Reproduce all entries precisely, down to the last character.

[Data items]

++++++

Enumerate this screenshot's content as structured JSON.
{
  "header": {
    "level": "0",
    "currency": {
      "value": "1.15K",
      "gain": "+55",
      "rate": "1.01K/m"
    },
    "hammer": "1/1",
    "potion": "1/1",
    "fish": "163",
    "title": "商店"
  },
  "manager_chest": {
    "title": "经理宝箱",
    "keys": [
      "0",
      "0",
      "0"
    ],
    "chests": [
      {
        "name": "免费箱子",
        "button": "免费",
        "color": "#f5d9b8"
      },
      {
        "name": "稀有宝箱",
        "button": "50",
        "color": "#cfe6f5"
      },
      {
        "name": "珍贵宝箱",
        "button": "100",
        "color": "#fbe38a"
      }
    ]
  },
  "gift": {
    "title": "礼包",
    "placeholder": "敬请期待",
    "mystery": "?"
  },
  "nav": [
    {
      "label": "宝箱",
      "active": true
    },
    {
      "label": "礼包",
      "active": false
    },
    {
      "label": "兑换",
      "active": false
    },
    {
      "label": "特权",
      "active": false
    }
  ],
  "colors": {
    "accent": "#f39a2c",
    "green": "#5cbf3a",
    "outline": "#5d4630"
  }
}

++++++

Worked solution =>
Enumerate this screenshot's content as structured JSON.
{
  "header": {
    "level": "0",
    "currency": {
      "value": "1.15K",
      "gain": "+55",
      "rate": "1.01K/m"
    },
    "hammer": "1/1",
    "potion": "1/1",
    "fish": "163",
    "title": "商店"
  },
  "manager_chest": {
    "title": "经理宝箱",
    "keys": [
      "0",
      "0",
      "0"
    ],
    "chests": [
      {
        "name": "免费箱子",
        "button": "免费",
        "color": "#f5d9b8"
      },
      {
        "name": "稀有宝箱",
        "button": "50",
        "color": "#cfe6f5"
      },
      {
        "name": "珍贵宝箱",
        "button": "100",
        "color": "#fbe38a"
      }
    ]
  },
  "gift": {
    "title": "礼包",
    "placeholder": "敬请期待",
    "mystery": "?"
  },
  "nav": [
    {
      "label": "宝箱",
      "active": true
    },
    {
      "label": "礼包",
      "active": false
    },
    {
      "label": "兑换",
      "active": false
    },
    {
      "label": "特权",
      "active": false
    }
  ],
  "colors": {
    "accent": "#f39a2c",
    "green": "#5cbf3a",
    "outline": "#5d4630"
  }
}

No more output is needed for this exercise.